• **Data shown**:
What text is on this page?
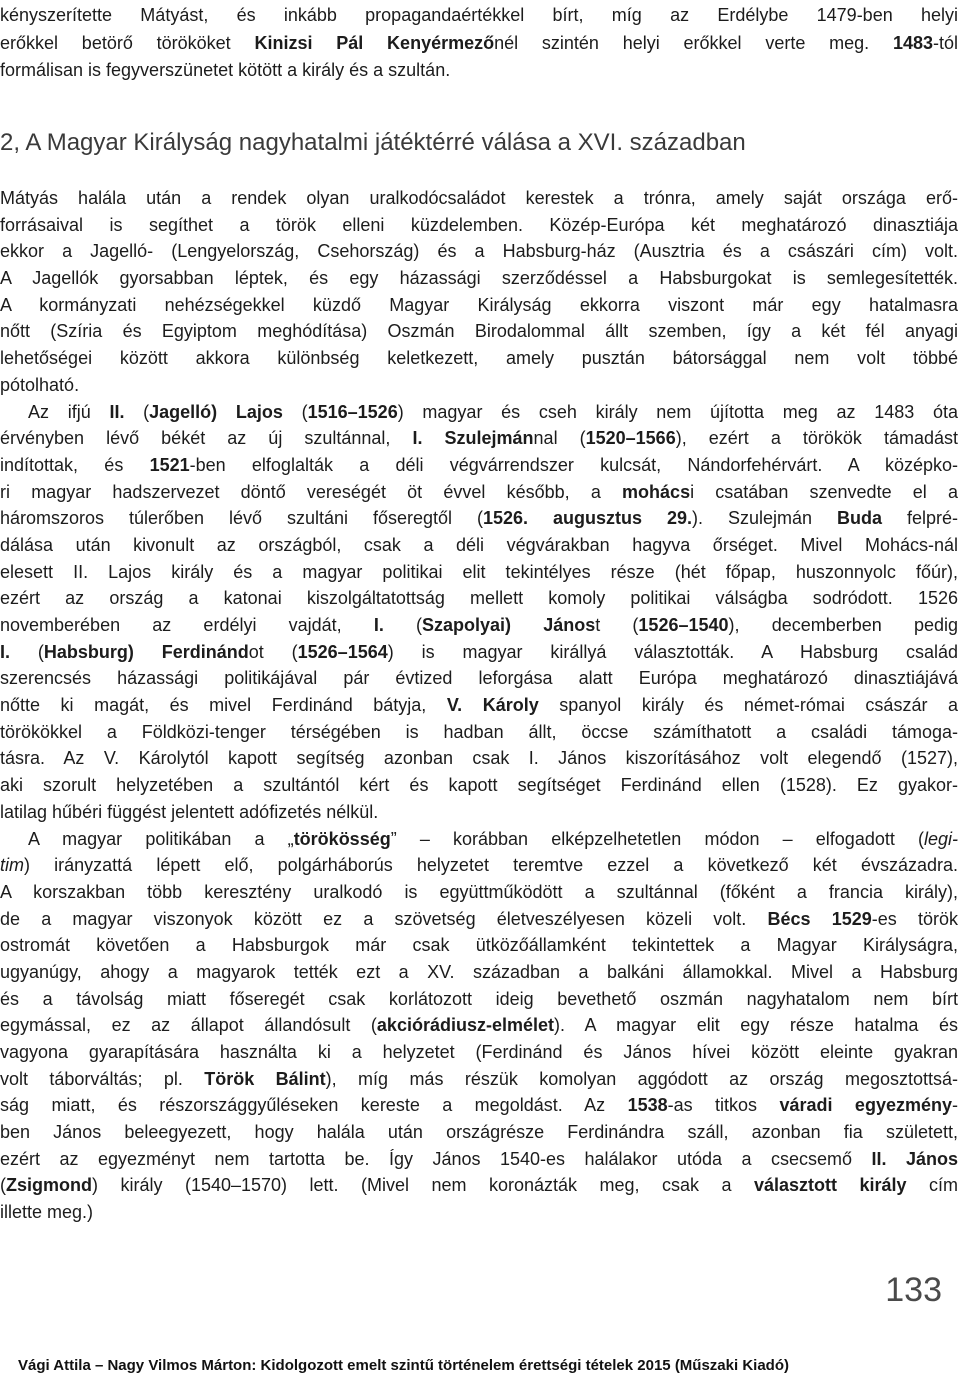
kényszerítette Mátyást, és inkább propagandaértékkel bírt, míg az Erdélybe 1479-ben helyi
erőkkel betörő törököket Kinizsi Pál Kenyérmezőnél szintén helyi erőkkel verte meg. 1483-tól
formálisan is fegyverszünetet kötött a király és a szultán.
2, A Magyar Királyság nagyhatalmi játéktérré válása a XVI. században
Mátyás halála után a rendek olyan uralkodócsaládot kerestek a trónra, amely saját országa erő-
forrásaival is segíthet a török elleni küzdelemben. Közép-Európa két meghatározó dinasztiája
ekkor a Jagelló- (Lengyelország, Csehország) és a Habsburg-ház (Ausztria és a császári cím) volt.
A Jagellók gyorsabban léptek, és egy házassági szerződéssel a Habsburgokat is semlegesítették.
A kormányzati nehézségekkel küzdő Magyar Királyság ekkorra viszont már egy hatalmasra
nőtt (Szíria és Egyiptom meghódítása) Oszmán Birodalommal állt szemben, így a két fél anyagi
lehetőségei között akkora különbség keletkezett, amely pusztán bátorsággal nem volt többé
pótolható.
Az ifjú II. (Jagelló) Lajos (1516–1526) magyar és cseh király nem újította meg az 1483 óta
érvényben lévő békét az új szultánnal, I. Szulejmánnal (1520–1566), ezért a törökök támadást
indítottak, és 1521-ben elfoglalták a déli végvárrendszer kulcsát, Nándorfehérvárt. A középko-
ri magyar hadszervezet döntő vereségét öt évvel később, a mohácsi csatában szenvedte el a
háromszoros túlerőben lévő szultáni főseregtől (1526. augusztus 29.). Szulejmán Buda felpré-
dálása után kivonult az országból, csak a déli végvárakban hagyva őrséget. Mivel Mohács-nál
elesett II. Lajos király és a magyar politikai elit tekintélyes része (hét főpap, huszonnyolc főúr),
ezért az ország a katonai kiszolgáltatottság mellett komoly politikai válságba sodródott. 1526
novemberében az erdélyi vajdát, I. (Szapolyai) Jánost (1526–1540), decemberben pedig
I. (Habsburg) Ferdinándot (1526–1564) is magyar királlyá választották. A Habsburg család
szerencsés házassági politikájával pár évtized leforgása alatt Európa meghatározó dinasztiájává
nőtte ki magát, és mivel Ferdinánd bátyja, V. Károly spanyol király és német-római császár a
törökökkel a Földközi-tenger térségében is hadban állt, öccse számíthatott a családi támoga-
tásra. Az V. Károlytól kapott segítség azonban csak I. János kiszorításához volt elegendő (1527),
aki szorult helyzetében a szultántól kért és kapott segítséget Ferdinánd ellen (1528). Ez gyakor-
latilag hűbéri függést jelentett adófizetés nélkül.
A magyar politikában a „törökösség” – korábban elképzelhetetlen módon – elfogadott (legi-
tim) irányzattá lépett elő, polgárháborús helyzetet teremtve ezzel a következő két évszázadra.
A korszakban több keresztény uralkodó is együttműködött a szultánnal (főként a francia király),
de a magyar viszonyok között ez a szövetség életveszélyesen közeli volt. Bécs 1529-es török
ostromát követően a Habsburgok már csak ütközőállamként tekintettek a Magyar Királyságra,
ugyanúgy, ahogy a magyarok tették ezt a XV. században a balkáni államokkal. Mivel a Habsburg
és a távolság miatt főseregét csak korlátozott ideig bevethető oszmán nagyhatalom nem bírt
egymással, ez az állapot állandósult (akciórádiusz-elmélet). A magyar elit egy része hatalma és
vagyona gyarapítására használta ki a helyzetet (Ferdinánd és János hívei között eleinte gyakran
volt táborváltás; pl. Török Bálint), míg más részük komolyan aggódott az ország megosztottsá-
ság miatt, és részországgyűléseken kereste a megoldást. Az 1538-as titkos váradi egyezmény-
ben János beleegyezett, hogy halála után országrésze Ferdinándra száll, azonban fia született,
ezért az egyezményt nem tartotta be. Így János 1540-es halálakor utóda a csecsemő II. János
(Zsigmond) király (1540–1570) lett. (Mivel nem koronázták meg, csak a választott király cím
illette meg.)
133
Vági Attila – Nagy Vilmos Márton: Kidolgozott emelt szintű történelem érettségi tételek 2015 (Műszaki Kiadó)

• **Prompt**: Find every line that holds "elit" and copy it.

• **Answer to this task**:
elesett II. Lajos király és a magyar politikai elit tekintélyes része (hét főpap, huszonnyolc főúr),
egymással, ez az állapot állandósult (akciórádiusz-elmélet). A magyar elit egy része hatalma és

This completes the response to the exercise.